## EXERCISE TASK
Repeat each entry in full, exactly.
-- begin DATA --
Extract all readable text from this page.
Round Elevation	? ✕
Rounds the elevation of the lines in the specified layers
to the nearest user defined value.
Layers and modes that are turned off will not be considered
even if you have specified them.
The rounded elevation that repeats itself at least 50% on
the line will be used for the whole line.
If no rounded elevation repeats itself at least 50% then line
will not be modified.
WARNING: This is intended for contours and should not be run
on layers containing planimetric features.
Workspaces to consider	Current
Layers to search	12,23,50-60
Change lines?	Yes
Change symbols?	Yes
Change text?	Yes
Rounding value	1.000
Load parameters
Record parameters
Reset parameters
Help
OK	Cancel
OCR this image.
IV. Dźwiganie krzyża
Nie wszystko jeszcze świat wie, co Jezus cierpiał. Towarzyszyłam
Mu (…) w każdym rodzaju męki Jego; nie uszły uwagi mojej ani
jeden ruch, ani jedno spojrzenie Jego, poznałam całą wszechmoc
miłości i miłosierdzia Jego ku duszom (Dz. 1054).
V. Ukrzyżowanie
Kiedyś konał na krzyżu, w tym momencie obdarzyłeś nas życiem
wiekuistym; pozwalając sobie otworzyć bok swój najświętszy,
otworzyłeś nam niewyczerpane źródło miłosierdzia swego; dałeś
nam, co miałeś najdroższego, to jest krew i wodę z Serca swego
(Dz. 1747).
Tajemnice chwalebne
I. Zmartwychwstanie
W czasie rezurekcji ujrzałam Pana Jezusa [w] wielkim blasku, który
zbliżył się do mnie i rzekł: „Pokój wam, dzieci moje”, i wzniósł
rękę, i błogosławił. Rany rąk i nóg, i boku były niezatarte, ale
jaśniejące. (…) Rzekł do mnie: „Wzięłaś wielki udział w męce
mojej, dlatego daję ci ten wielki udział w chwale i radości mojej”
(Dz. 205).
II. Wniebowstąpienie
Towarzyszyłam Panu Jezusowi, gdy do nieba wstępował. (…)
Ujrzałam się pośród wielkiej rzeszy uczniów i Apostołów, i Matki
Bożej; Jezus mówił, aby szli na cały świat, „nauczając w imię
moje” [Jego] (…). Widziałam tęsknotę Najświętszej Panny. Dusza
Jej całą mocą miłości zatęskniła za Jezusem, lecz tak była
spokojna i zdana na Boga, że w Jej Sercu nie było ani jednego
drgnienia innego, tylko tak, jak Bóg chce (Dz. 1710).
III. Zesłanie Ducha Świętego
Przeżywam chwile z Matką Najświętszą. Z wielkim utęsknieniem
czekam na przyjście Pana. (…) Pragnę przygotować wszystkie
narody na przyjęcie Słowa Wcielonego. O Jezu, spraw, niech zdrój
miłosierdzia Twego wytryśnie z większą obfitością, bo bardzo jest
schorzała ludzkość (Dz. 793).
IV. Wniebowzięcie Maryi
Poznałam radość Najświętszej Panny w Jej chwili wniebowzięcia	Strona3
-- end DATA --
## RESPONSE BELOW
Extract all readable text from this page.
Round Elevation	? ✕
Rounds the elevation of the lines in the specified layers
to the nearest user defined value.
Layers and modes that are turned off will not be considered
even if you have specified them.
The rounded elevation that repeats itself at least 50% on
the line will be used for the whole line.
If no rounded elevation repeats itself at least 50% then line
will not be modified.
WARNING: This is intended for contours and should not be run
on layers containing planimetric features.
Workspaces to consider	Current
Layers to search	12,23,50-60
Change lines?	Yes
Change symbols?	Yes
Change text?	Yes
Rounding value	1.000
Load parameters
Record parameters
Reset parameters
Help
OK	Cancel
OCR this image.
IV. Dźwiganie krzyża
Nie wszystko jeszcze świat wie, co Jezus cierpiał. Towarzyszyłam
Mu (…) w każdym rodzaju męki Jego; nie uszły uwagi mojej ani
jeden ruch, ani jedno spojrzenie Jego, poznałam całą wszechmoc
miłości i miłosierdzia Jego ku duszom (Dz. 1054).
V. Ukrzyżowanie
Kiedyś konał na krzyżu, w tym momencie obdarzyłeś nas życiem
wiekuistym; pozwalając sobie otworzyć bok swój najświętszy,
otworzyłeś nam niewyczerpane źródło miłosierdzia swego; dałeś
nam, co miałeś najdroższego, to jest krew i wodę z Serca swego
(Dz. 1747).
Tajemnice chwalebne
I. Zmartwychwstanie
W czasie rezurekcji ujrzałam Pana Jezusa [w] wielkim blasku, który
zbliżył się do mnie i rzekł: „Pokój wam, dzieci moje”, i wzniósł
rękę, i błogosławił. Rany rąk i nóg, i boku były niezatarte, ale
jaśniejące. (…) Rzekł do mnie: „Wzięłaś wielki udział w męce
mojej, dlatego daję ci ten wielki udział w chwale i radości mojej”
(Dz. 205).
II. Wniebowstąpienie
Towarzyszyłam Panu Jezusowi, gdy do nieba wstępował. (…)
Ujrzałam się pośród wielkiej rzeszy uczniów i Apostołów, i Matki
Bożej; Jezus mówił, aby szli na cały świat, „nauczając w imię
moje” [Jego] (…). Widziałam tęsknotę Najświętszej Panny. Dusza
Jej całą mocą miłości zatęskniła za Jezusem, lecz tak była
spokojna i zdana na Boga, że w Jej Sercu nie było ani jednego
drgnienia innego, tylko tak, jak Bóg chce (Dz. 1710).
III. Zesłanie Ducha Świętego
Przeżywam chwile z Matką Najświętszą. Z wielkim utęsknieniem
czekam na przyjście Pana. (…) Pragnę przygotować wszystkie
narody na przyjęcie Słowa Wcielonego. O Jezu, spraw, niech zdrój
miłosierdzia Twego wytryśnie z większą obfitością, bo bardzo jest
schorzała ludzkość (Dz. 793).
IV. Wniebowzięcie Maryi
Poznałam radość Najświętszej Panny w Jej chwili wniebowzięcia	Strona3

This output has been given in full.